Text shown:
################
# Homomorphic Encryption Test

Needed libraries<br>
SEAL-Python: https://github.com/Huelse/SEAL-Python <br>
SimpleFHE: https://github.com/wgxli/simple-fhe <br>
Note: The code has to be in the same folder where SEAL-Python is installed, otherwise python can't find the SEAL library

This project is a proof of concept to using Homomorphic encryption for a Linear Regression Model and for an Autoregressive model for time series.<br> The data owner (referred to as the Client) Encrypts his data and sends it to a ML-Company that uses its model to compute the predictions for the Client.

### Imports

In [1]:
import numpy as np
import pandas as pd
from time import time
from simplefhe import (
    encrypt, decrypt,
    generate_keypair,
    set_public_key, set_private_key, set_relin_keys,
    initialize, display_config,
    encrypt, load_public_key, load_relin_keys,
    load_encrypted_value
)
import simplefhe
from sklearn.linear_model import LinearRegression
from sklearn.model_selection import train_test_split 

## Client side
Actions that take place at the side of the data owner

### Functions

In [2]:
class Dummy_data():
    """
    Class to house all function relating to the creation and encryption of dummy data
    """
    def create_dummy_ds (count = 10):
        """
        Function to create a data frame filled with dummy variables
        """
        #create df with wanted dummy columns
        df = pd.DataFrame(columns = ["intercept","age","education_level", "years_of_experience", "gender", "salary"])
        #create a dictionary where the values are lamba functions that create random data
        d = {"age" : lambda: np.random.normal(45,5),
             "education_level" : lambda: np.random.normal(5,1),
             "years_of_experience" : lambda: np.random.normal(25,5),
             "gender" : lambda: np.random.randint(1,3),
             "salary" : lambda: np.random.normal(90000,15000)}
        #fill the df with the wanted number of data rows
        for i in range(count):
            r = [d[k]() for k in d.keys()]
            df.loc[i,"intercept"] = 1
            df.loc[i, "age"] = int(r[0])
            df.loc[i, "education_level"] = int(r[1])
            df.loc[i, "years_of_experience"] = int(r[2])
            df.loc[i, "gender"] = int(r[3])
            df.loc[i, "salary"] = int(r[4])
        return df

    def create_input_data(df):
        """
        Function to create input data in a dictionary
        """
        #empty dictionary that houses the input data
        inputs = {}
        #fill the dictionary
        for index,row in df.iterrows():
            inputs[f'y-{index}'] = row["salary"]
            inputs[f"x{0}-{index}"] = row["intercept"]
            inputs[f"x{1}-{index}"] = row["age"]
            inputs[f"x{2}-{index}"] = row["education_level"]
            inputs[f"x{3}-{index}"] = row["years_of_experience"]
            inputs[f"x{4}-{index}"] = row["gender"]
        return inputs
    
    def encrypt_df(df):
        """
        Function to create the encrypted version of the data frame
        """
        #because the df was creating using test_train split, the indexes have to be reset first
        df.reset_index(inplace = True, drop = True)
        #create encrypted data frame
        df_enc = pd.DataFrame(columns = ["intercept","age","education_level", "years_of_experience", "gender", "salary"])
################
Task instructions:
1 - Echo the rows from the very first one down to the line containing "importance-heading: Importance of", with both of those lines included.
2 - Carry on the homomorphic encryption notebook from the point where it stops.

Given data:
################
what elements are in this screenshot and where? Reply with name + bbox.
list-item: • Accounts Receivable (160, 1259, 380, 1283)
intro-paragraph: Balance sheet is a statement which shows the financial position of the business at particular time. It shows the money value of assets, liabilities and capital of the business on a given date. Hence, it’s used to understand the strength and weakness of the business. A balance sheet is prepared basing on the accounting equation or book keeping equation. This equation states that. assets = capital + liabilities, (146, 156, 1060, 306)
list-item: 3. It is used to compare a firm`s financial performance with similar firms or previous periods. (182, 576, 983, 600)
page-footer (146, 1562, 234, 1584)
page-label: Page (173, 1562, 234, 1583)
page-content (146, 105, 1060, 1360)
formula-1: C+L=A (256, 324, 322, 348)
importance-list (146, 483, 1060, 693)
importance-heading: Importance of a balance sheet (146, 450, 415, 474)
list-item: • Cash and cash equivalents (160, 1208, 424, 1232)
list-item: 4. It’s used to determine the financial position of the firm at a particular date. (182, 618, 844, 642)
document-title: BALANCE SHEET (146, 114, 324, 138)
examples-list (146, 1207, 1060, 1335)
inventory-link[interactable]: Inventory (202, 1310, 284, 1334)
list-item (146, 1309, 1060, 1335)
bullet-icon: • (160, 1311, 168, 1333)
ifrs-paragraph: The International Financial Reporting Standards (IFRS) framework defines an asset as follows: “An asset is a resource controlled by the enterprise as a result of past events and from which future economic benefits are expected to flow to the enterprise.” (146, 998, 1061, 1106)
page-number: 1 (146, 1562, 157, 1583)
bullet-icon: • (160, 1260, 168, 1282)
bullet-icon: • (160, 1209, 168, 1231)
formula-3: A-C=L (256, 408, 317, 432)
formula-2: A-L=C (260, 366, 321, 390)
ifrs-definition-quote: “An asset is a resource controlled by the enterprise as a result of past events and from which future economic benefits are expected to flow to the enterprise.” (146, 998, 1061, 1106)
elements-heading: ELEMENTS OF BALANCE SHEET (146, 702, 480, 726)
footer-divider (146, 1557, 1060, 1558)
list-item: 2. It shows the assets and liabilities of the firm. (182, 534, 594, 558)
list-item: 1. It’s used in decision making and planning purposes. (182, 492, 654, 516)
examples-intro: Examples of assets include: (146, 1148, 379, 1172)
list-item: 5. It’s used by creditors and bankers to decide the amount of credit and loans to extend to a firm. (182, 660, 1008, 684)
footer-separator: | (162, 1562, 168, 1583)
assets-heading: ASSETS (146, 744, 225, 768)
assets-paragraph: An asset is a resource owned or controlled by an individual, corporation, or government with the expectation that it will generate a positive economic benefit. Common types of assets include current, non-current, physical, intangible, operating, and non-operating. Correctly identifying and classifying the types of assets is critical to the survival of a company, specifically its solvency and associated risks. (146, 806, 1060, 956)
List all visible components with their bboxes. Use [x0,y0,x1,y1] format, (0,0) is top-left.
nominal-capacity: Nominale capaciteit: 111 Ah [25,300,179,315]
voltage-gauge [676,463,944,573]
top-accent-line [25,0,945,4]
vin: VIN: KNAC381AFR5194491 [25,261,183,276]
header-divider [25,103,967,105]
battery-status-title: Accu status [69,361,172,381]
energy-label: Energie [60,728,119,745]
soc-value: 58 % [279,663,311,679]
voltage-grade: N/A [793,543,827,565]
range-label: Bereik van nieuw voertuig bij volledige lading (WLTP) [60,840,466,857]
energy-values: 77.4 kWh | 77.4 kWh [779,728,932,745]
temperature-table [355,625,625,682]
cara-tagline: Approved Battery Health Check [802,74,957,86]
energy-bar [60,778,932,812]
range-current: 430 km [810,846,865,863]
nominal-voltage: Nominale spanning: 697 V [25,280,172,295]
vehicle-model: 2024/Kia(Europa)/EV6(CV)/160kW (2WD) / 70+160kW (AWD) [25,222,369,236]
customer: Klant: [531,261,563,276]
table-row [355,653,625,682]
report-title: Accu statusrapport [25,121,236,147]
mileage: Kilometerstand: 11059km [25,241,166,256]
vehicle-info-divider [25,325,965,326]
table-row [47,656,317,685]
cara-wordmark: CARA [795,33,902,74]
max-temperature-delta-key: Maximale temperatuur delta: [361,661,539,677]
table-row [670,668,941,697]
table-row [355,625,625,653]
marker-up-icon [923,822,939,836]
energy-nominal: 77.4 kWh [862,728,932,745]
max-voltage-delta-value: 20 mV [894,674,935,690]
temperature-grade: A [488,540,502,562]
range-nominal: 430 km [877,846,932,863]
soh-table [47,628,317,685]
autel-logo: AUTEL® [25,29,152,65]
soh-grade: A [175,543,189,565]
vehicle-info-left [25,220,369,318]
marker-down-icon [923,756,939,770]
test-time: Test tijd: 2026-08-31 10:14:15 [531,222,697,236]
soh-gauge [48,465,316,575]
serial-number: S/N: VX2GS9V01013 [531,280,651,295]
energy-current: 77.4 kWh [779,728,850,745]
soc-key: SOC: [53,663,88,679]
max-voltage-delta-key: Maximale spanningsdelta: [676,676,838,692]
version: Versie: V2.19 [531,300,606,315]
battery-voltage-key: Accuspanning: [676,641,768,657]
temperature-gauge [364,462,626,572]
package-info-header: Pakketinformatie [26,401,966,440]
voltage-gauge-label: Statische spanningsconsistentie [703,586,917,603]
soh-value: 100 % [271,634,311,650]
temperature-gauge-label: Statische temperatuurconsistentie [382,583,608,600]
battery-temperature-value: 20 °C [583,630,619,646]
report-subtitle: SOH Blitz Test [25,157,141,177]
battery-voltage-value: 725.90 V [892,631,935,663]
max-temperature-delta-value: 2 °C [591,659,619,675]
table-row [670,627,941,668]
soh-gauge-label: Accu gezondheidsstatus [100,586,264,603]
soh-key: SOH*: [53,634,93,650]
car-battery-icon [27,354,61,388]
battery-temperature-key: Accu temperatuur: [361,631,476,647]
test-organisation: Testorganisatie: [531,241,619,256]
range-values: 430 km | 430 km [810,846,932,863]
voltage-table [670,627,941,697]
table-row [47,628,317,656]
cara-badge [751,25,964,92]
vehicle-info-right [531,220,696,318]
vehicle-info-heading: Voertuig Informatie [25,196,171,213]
################
Set of answers:
1 -
what elements are in this screenshot and where? Reply with name + bbox.
list-item: • Accounts Receivable (160, 1259, 380, 1283)
intro-paragraph: Balance sheet is a statement which shows the financial position of the business at particular time. It shows the money value of assets, liabilities and capital of the business on a given date. Hence, it’s used to understand the strength and weakness of the business. A balance sheet is prepared basing on the accounting equation or book keeping equation. This equation states that. assets = capital + liabilities, (146, 156, 1060, 306)
list-item: 3. It is used to compare a firm`s financial performance with similar firms or previous periods. (182, 576, 983, 600)
page-footer (146, 1562, 234, 1584)
page-label: Page (173, 1562, 234, 1583)
page-content (146, 105, 1060, 1360)
formula-1: C+L=A (256, 324, 322, 348)
importance-list (146, 483, 1060, 693)
importance-heading: Importance of a balance sheet (146, 450, 415, 474)

2 -
        #fill encrypted data frame
        for index,row in df.iterrows():
            df_enc.loc[index, "intercept"] = encrypt(df.loc[index, "intercept"])
            df_enc.loc[index, "age"] = encrypt(df.loc[index, "age"])
            df_enc.loc[index, "education_level"] = encrypt(df.loc[index, "education_level"])
            df_enc.loc[index, "years_of_experience"] = encrypt(df.loc[index, "years_of_experience"])
            df_enc.loc[index, "gender"] = encrypt(df.loc[index, "gender"])
            df_enc.loc[index, "salary"] = encrypt(df.loc[index, "salary"])
        return df_enc

### Clients side preparation

In [3]:
#initialize encrypt for float variables
initialize("float")

# Generate keypair
public_key, private_key, relin_keys = generate_keypair()

# Set keys
set_private_key(private_key)
set_public_key(public_key)
set_relin_keys(relin_keys)

In [4]:
# create dummy data
df = Dummy_data.create_dummy_ds(100)
#length of the train data
data_length = int(len(df)*0.8)

In [5]:
#splits the data set into a train and test versions
X_train, X_test = train_test_split(df, test_size=0.2, random_state=0)
#create encrypted versions of the train and test data
X_train_enc = Dummy_data.encrypt_df(X_train)
X_test_enc = Dummy_data.encrypt_df(X_test)

In [6]:
#create input data
inputs = Dummy_data.create_input_data(X_train)
inputs_enc = Dummy_data.create_input_data(X_train_enc)

## LR Modeling company side

### Functions

In [7]:
class Linear_Regression:
    """
    Linear regression class that performs the linear regression on the side 
    of the company that receives encrypted data from the data owner
    """
    def __init__(self, dimension):
        """
        :dimension: Count of independent variables.
        """
        self.XtX = [[0] * dimension for i in range(dimension)]
        self.XtY = [0] * dimension
        self.dimension = dimension
        self.coefficients = [[0] * dimension]
        self.coefficients_enc = [[0] * dimension]

    def update(self, xs, y):
        """
        Update the model with a new datapoint.
        """
        for i in range(self.dimension):
            self.XtY[i] += xs[i] * y
            for j in range(self.dimension):
                self.XtX[i][j] += xs[i] * xs[j]

    def dump(self) -> dict:
        """
        Export the regression coefficients.
        """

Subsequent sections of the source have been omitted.